| Task |
Return every one of the following lines word for word, leaving the pictures out of your answer.

[Box annotation data]
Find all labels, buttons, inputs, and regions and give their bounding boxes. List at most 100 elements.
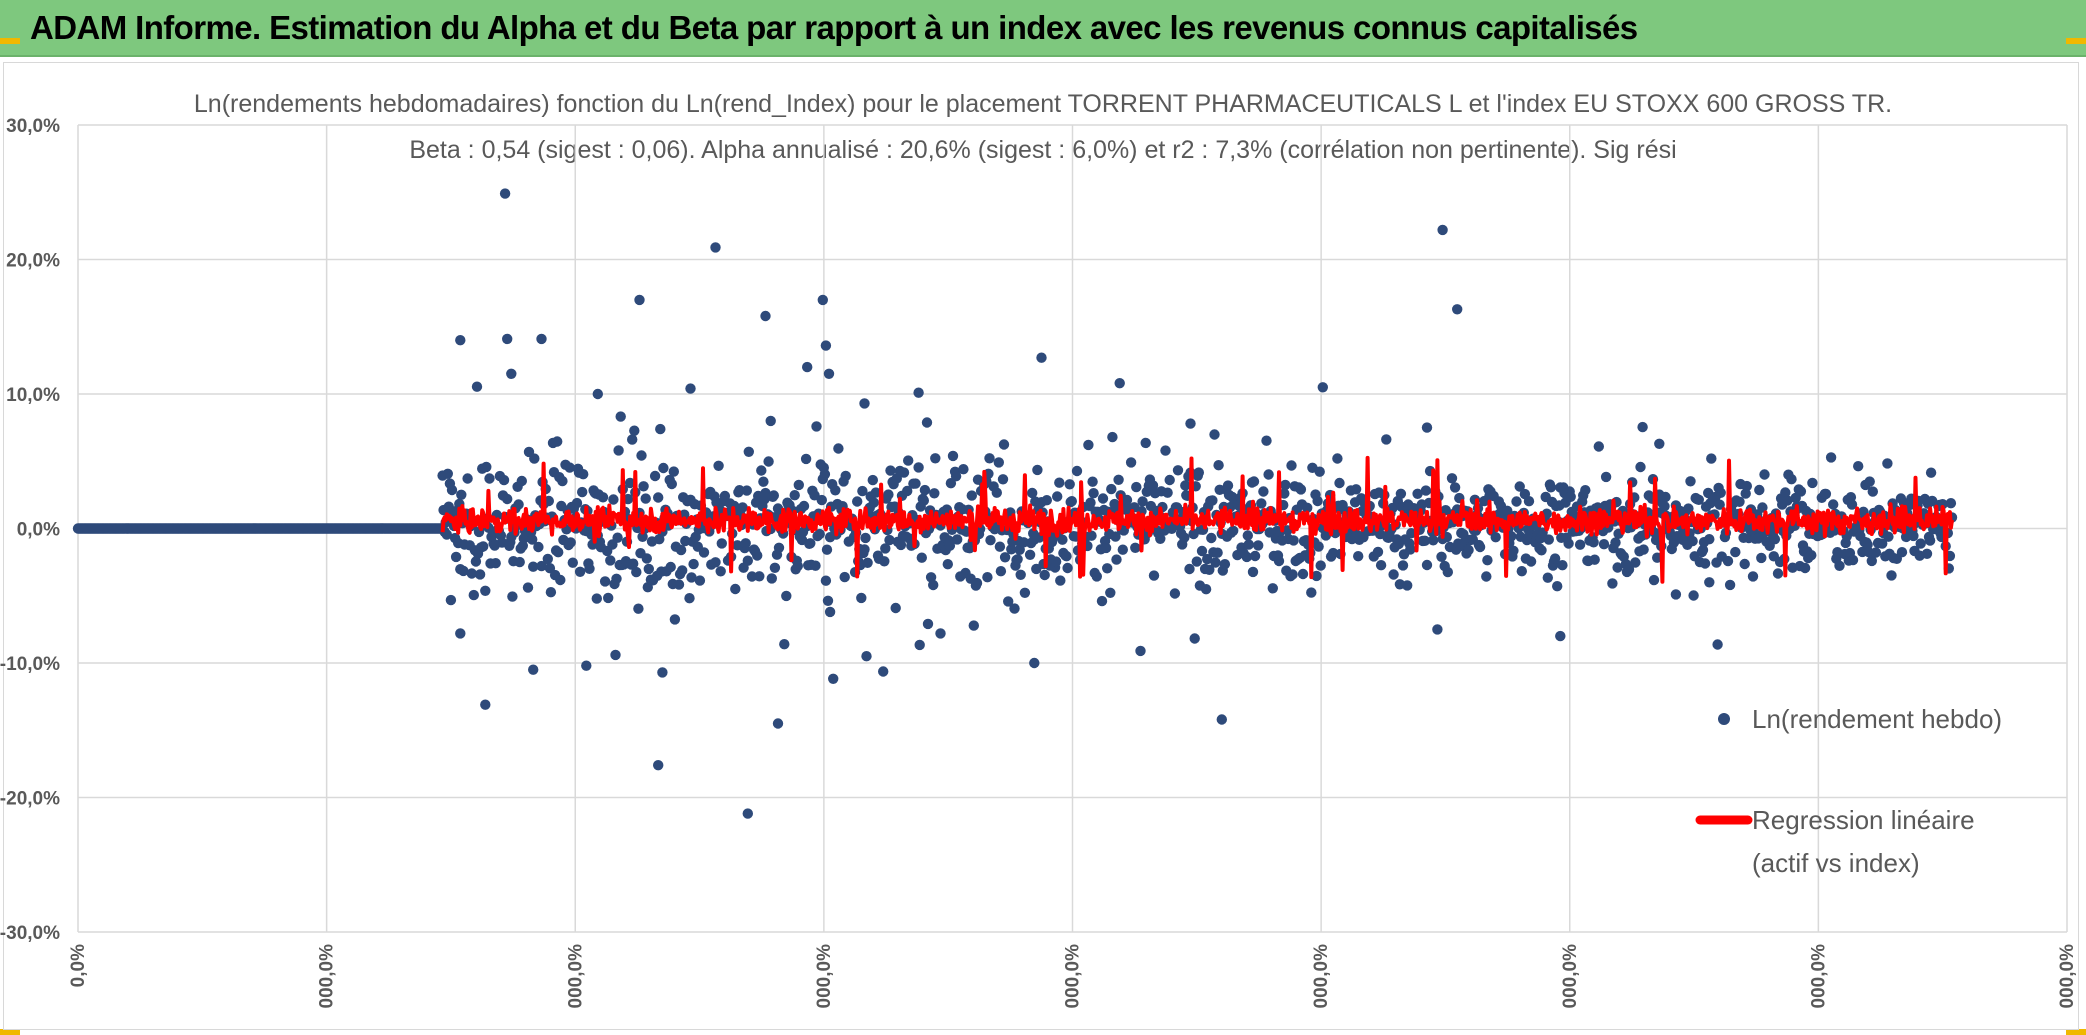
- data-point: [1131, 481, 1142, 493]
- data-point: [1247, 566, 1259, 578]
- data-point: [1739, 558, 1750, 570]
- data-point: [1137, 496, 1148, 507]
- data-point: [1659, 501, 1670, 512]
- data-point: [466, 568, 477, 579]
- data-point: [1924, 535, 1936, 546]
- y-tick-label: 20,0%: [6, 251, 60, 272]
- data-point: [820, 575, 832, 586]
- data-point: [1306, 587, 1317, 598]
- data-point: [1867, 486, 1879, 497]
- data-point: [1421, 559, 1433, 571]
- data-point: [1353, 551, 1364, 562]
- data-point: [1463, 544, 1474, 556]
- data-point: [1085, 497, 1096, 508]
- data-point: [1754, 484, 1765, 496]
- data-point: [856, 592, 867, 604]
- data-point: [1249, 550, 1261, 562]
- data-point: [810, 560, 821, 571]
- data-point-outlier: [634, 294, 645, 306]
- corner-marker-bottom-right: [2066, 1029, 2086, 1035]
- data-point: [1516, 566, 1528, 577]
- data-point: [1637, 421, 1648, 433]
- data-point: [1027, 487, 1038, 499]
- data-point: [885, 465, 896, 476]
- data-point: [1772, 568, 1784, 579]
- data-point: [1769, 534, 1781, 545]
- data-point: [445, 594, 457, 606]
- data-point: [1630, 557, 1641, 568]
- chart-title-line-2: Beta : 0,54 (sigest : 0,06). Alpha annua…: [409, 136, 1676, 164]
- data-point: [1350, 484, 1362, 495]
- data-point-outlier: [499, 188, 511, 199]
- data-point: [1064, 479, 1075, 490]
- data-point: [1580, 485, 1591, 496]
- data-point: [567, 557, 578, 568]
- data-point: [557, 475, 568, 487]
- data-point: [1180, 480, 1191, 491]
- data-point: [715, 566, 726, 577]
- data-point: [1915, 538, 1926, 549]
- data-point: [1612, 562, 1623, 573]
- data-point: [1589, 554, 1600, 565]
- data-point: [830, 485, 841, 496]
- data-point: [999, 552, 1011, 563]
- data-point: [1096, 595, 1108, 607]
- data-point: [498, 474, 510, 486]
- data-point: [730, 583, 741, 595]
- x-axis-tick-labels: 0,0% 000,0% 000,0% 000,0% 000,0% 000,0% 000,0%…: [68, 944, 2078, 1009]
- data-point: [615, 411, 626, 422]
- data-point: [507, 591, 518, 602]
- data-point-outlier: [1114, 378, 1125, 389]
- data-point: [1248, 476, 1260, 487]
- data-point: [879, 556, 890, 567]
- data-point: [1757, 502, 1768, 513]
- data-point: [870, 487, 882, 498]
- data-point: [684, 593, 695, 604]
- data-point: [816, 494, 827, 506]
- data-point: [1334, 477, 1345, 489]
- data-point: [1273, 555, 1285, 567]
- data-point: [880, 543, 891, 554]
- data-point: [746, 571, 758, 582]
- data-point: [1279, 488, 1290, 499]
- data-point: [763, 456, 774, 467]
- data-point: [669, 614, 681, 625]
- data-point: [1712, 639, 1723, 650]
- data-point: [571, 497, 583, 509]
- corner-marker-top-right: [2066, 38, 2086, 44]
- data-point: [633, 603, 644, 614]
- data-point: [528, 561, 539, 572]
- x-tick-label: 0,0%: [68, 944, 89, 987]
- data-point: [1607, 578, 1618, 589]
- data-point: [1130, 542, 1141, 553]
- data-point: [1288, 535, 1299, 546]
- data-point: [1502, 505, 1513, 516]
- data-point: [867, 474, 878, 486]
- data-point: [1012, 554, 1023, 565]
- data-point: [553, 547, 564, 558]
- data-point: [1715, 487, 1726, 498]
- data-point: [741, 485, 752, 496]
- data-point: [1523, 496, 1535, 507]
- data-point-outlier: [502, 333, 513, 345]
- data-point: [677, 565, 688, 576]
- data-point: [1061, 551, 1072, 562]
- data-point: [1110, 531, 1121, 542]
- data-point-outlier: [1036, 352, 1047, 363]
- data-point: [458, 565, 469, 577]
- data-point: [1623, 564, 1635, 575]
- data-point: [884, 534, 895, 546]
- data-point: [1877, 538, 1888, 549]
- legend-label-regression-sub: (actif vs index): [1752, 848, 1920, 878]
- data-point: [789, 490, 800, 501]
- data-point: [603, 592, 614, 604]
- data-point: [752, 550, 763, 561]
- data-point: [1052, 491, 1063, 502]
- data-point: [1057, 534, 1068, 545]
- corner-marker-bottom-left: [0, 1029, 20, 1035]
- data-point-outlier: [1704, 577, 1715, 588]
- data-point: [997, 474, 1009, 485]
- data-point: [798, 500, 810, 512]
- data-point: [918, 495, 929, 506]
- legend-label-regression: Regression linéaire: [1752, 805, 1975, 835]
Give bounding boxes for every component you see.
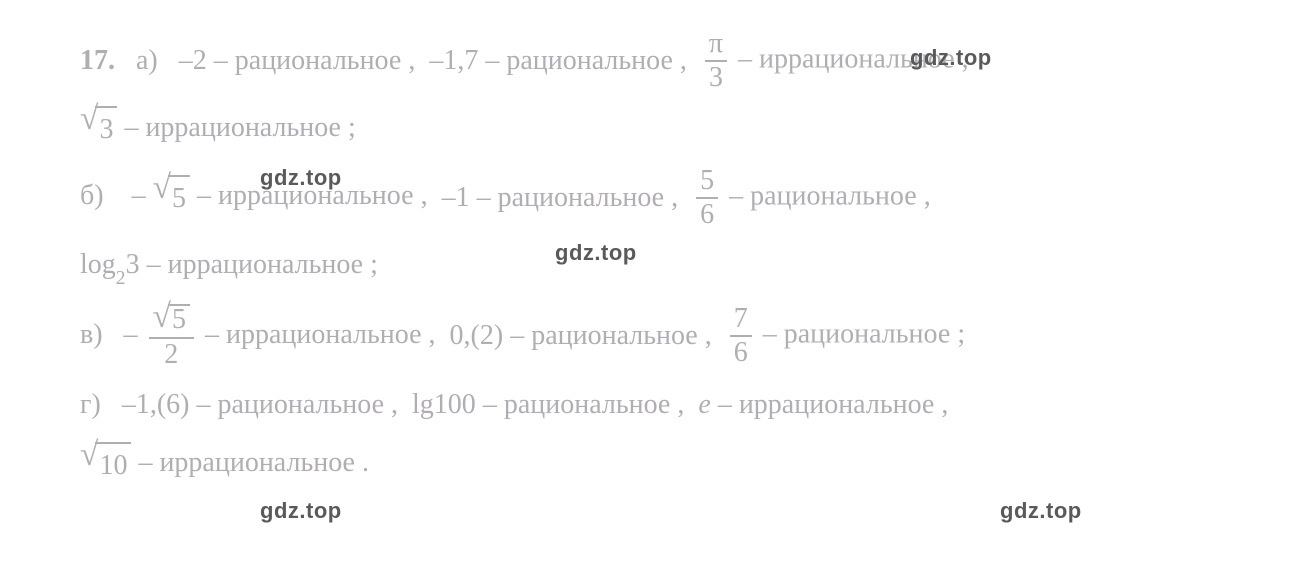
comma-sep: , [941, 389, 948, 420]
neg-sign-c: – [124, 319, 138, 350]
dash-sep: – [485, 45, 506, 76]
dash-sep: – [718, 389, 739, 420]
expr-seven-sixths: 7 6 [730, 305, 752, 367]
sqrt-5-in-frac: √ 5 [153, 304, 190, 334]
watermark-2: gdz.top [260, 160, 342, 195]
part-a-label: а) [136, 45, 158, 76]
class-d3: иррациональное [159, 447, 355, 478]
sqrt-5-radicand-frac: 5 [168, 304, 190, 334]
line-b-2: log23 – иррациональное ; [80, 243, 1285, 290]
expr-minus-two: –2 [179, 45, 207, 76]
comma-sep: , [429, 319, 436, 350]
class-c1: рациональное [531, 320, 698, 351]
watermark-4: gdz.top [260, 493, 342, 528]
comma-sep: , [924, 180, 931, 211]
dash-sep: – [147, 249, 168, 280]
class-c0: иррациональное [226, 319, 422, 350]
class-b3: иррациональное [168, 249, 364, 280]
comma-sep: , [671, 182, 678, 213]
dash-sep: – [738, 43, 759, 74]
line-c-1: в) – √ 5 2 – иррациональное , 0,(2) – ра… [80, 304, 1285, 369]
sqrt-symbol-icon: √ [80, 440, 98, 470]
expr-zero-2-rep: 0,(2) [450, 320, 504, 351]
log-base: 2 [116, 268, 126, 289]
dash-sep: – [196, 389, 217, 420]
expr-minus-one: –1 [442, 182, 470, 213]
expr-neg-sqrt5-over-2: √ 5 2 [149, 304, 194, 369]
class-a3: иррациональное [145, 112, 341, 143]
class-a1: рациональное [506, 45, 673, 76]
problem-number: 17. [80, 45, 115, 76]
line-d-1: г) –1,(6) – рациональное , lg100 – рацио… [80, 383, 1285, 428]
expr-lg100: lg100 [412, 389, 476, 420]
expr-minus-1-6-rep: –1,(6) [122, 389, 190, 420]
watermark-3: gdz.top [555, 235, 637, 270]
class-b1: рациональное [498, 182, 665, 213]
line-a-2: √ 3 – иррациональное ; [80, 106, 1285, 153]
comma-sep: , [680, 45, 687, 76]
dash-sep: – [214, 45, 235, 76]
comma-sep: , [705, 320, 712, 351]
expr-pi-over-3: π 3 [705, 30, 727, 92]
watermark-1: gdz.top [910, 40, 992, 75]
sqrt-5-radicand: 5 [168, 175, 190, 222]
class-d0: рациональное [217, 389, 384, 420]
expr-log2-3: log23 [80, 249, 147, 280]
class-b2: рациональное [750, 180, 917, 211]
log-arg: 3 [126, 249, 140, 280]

| Written reply |
Find all labels, buttons, inputs, and regions and give their bounding boxes. List at most 100 elements.
- data-point: [1131, 481, 1142, 493]
- data-point: [1247, 566, 1259, 578]
- data-point: [1739, 558, 1750, 570]
- data-point: [1137, 496, 1148, 507]
- data-point: [1659, 501, 1670, 512]
- data-point: [466, 568, 477, 579]
- data-point: [1924, 535, 1936, 546]
- y-tick-label: 20,0%: [6, 251, 60, 272]
- data-point: [820, 575, 832, 586]
- data-point: [1306, 587, 1317, 598]
- data-point: [1867, 486, 1879, 497]
- data-point: [1421, 559, 1433, 571]
- data-point: [1353, 551, 1364, 562]
- data-point: [1463, 544, 1474, 556]
- data-point: [1085, 497, 1096, 508]
- data-point: [1754, 484, 1765, 496]
- data-point: [856, 592, 867, 604]
- data-point: [1249, 550, 1261, 562]
- data-point: [810, 560, 821, 571]
- data-point-outlier: [634, 294, 645, 306]
- corner-marker-bottom-right: [2066, 1029, 2086, 1035]
- data-point: [1516, 566, 1528, 577]
- data-point: [1637, 421, 1648, 433]
- data-point: [1027, 487, 1038, 499]
- data-point: [885, 465, 896, 476]
- data-point: [1772, 568, 1784, 579]
- data-point: [1769, 534, 1781, 545]
- data-point: [445, 594, 457, 606]
- data-point: [1630, 557, 1641, 568]
- chart-title-line-2: Beta : 0,54 (sigest : 0,06). Alpha annua…: [409, 136, 1676, 164]
- data-point: [1350, 484, 1362, 495]
- data-point-outlier: [499, 188, 511, 199]
- data-point: [1064, 479, 1075, 490]
- data-point: [1580, 485, 1591, 496]
- data-point: [567, 557, 578, 568]
- data-point: [557, 475, 568, 487]
- data-point: [1180, 480, 1191, 491]
- data-point: [715, 566, 726, 577]
- data-point: [1915, 538, 1926, 549]
- data-point: [1612, 562, 1623, 573]
- data-point: [1589, 554, 1600, 565]
- data-point: [830, 485, 841, 496]
- data-point: [999, 552, 1011, 563]
- data-point: [1096, 595, 1108, 607]
- data-point: [498, 474, 510, 486]
- data-point: [730, 583, 741, 595]
- x-axis-tick-labels: 0,0% 000,0% 000,0% 000,0% 000,0% 000,0% 000,0%…: [68, 944, 2078, 1009]
- data-point: [615, 411, 626, 422]
- data-point: [507, 591, 518, 602]
- data-point-outlier: [1114, 378, 1125, 389]
- data-point: [1248, 476, 1260, 487]
- data-point: [879, 556, 890, 567]
- data-point: [1757, 502, 1768, 513]
- data-point: [870, 487, 882, 498]
- data-point: [684, 593, 695, 604]
- data-point: [816, 494, 827, 506]
- data-point: [1334, 477, 1345, 489]
- data-point: [1273, 555, 1285, 567]
- data-point: [880, 543, 891, 554]
- data-point: [746, 571, 758, 582]
- data-point: [1279, 488, 1290, 499]
- data-point: [763, 456, 774, 467]
- data-point: [669, 614, 681, 625]
- data-point: [1712, 639, 1723, 650]
- data-point: [571, 497, 583, 509]
- corner-marker-top-right: [2066, 38, 2086, 44]
- data-point: [633, 603, 644, 614]
- data-point: [528, 561, 539, 572]
- x-tick-label: 0,0%: [68, 944, 89, 987]
- data-point: [1607, 578, 1618, 589]
- data-point: [1130, 542, 1141, 553]
- data-point: [1288, 535, 1299, 546]
- data-point: [1502, 505, 1513, 516]
- data-point: [867, 474, 878, 486]
- data-point: [1012, 554, 1023, 565]
- data-point: [553, 547, 564, 558]
- data-point: [1715, 487, 1726, 498]
- data-point: [741, 485, 752, 496]
- data-point: [1523, 496, 1535, 507]
- data-point-outlier: [502, 333, 513, 345]
- data-point: [677, 565, 688, 576]
- data-point: [1061, 551, 1072, 562]
- data-point: [1110, 531, 1121, 542]
- data-point-outlier: [1036, 352, 1047, 363]
- data-point: [458, 565, 469, 577]
- data-point: [1623, 564, 1635, 575]
- data-point: [884, 534, 895, 546]
- data-point: [1877, 538, 1888, 549]
- legend-label-regression-sub: (actif vs index): [1752, 848, 1920, 878]
- data-point: [789, 490, 800, 501]
- data-point: [603, 592, 614, 604]
- data-point: [752, 550, 763, 561]
- data-point: [1052, 491, 1063, 502]
- data-point: [1057, 534, 1068, 545]
- corner-marker-bottom-left: [0, 1029, 20, 1035]
- data-point-outlier: [1704, 577, 1715, 588]
- data-point: [997, 474, 1009, 485]
- data-point: [798, 500, 810, 512]
- data-point: [918, 495, 929, 506]
- legend-label-regression: Regression linéaire: [1752, 805, 1975, 835]
Give bounding boxes for every component you see.
comma-sep: , [941, 389, 948, 420]
neg-sign-c: – [124, 319, 138, 350]
dash-sep: – [485, 45, 506, 76]
dash-sep: – [718, 389, 739, 420]
expr-seven-sixths: 7 6 [730, 305, 752, 367]
sqrt-5-in-frac: √ 5 [153, 304, 190, 334]
watermark-2: gdz.top [260, 160, 342, 195]
part-a-label: а) [136, 45, 158, 76]
class-d3: иррациональное [159, 447, 355, 478]
sqrt-5-radicand-frac: 5 [168, 304, 190, 334]
line-b-2: log23 – иррациональное ; [80, 243, 1285, 290]
expr-minus-two: –2 [179, 45, 207, 76]
comma-sep: , [429, 319, 436, 350]
class-c1: рациональное [531, 320, 698, 351]
watermark-4: gdz.top [260, 493, 342, 528]
comma-sep: , [924, 180, 931, 211]
dash-sep: – [147, 249, 168, 280]
class-c0: иррациональное [226, 319, 422, 350]
class-b3: иррациональное [168, 249, 364, 280]
comma-sep: , [671, 182, 678, 213]
dash-sep: – [738, 43, 759, 74]
line-c-1: в) – √ 5 2 – иррациональное , 0,(2) – ра… [80, 304, 1285, 369]
sqrt-symbol-icon: √ [80, 440, 98, 470]
expr-zero-2-rep: 0,(2) [450, 320, 504, 351]
log-base: 2 [116, 268, 126, 289]
dash-sep: – [196, 389, 217, 420]
expr-minus-one: –1 [442, 182, 470, 213]
expr-neg-sqrt5-over-2: √ 5 2 [149, 304, 194, 369]
class-a3: иррациональное [145, 112, 341, 143]
class-a1: рациональное [506, 45, 673, 76]
problem-number: 17. [80, 45, 115, 76]
line-d-1: г) –1,(6) – рациональное , lg100 – рацио… [80, 383, 1285, 428]
expr-lg100: lg100 [412, 389, 476, 420]
expr-minus-1-6-rep: –1,(6) [122, 389, 190, 420]
watermark-3: gdz.top [555, 235, 637, 270]
class-b1: рациональное [498, 182, 665, 213]
line-a-2: √ 3 – иррациональное ; [80, 106, 1285, 153]
comma-sep: , [680, 45, 687, 76]
dash-sep: – [214, 45, 235, 76]
comma-sep: , [705, 320, 712, 351]
expr-pi-over-3: π 3 [705, 30, 727, 92]
watermark-1: gdz.top [910, 40, 992, 75]
sqrt-5-radicand: 5 [168, 175, 190, 222]
class-d0: рациональное [217, 389, 384, 420]
expr-log2-3: log23 [80, 249, 147, 280]
class-b2: рациональное [750, 180, 917, 211]
log-arg: 3 [126, 249, 140, 280]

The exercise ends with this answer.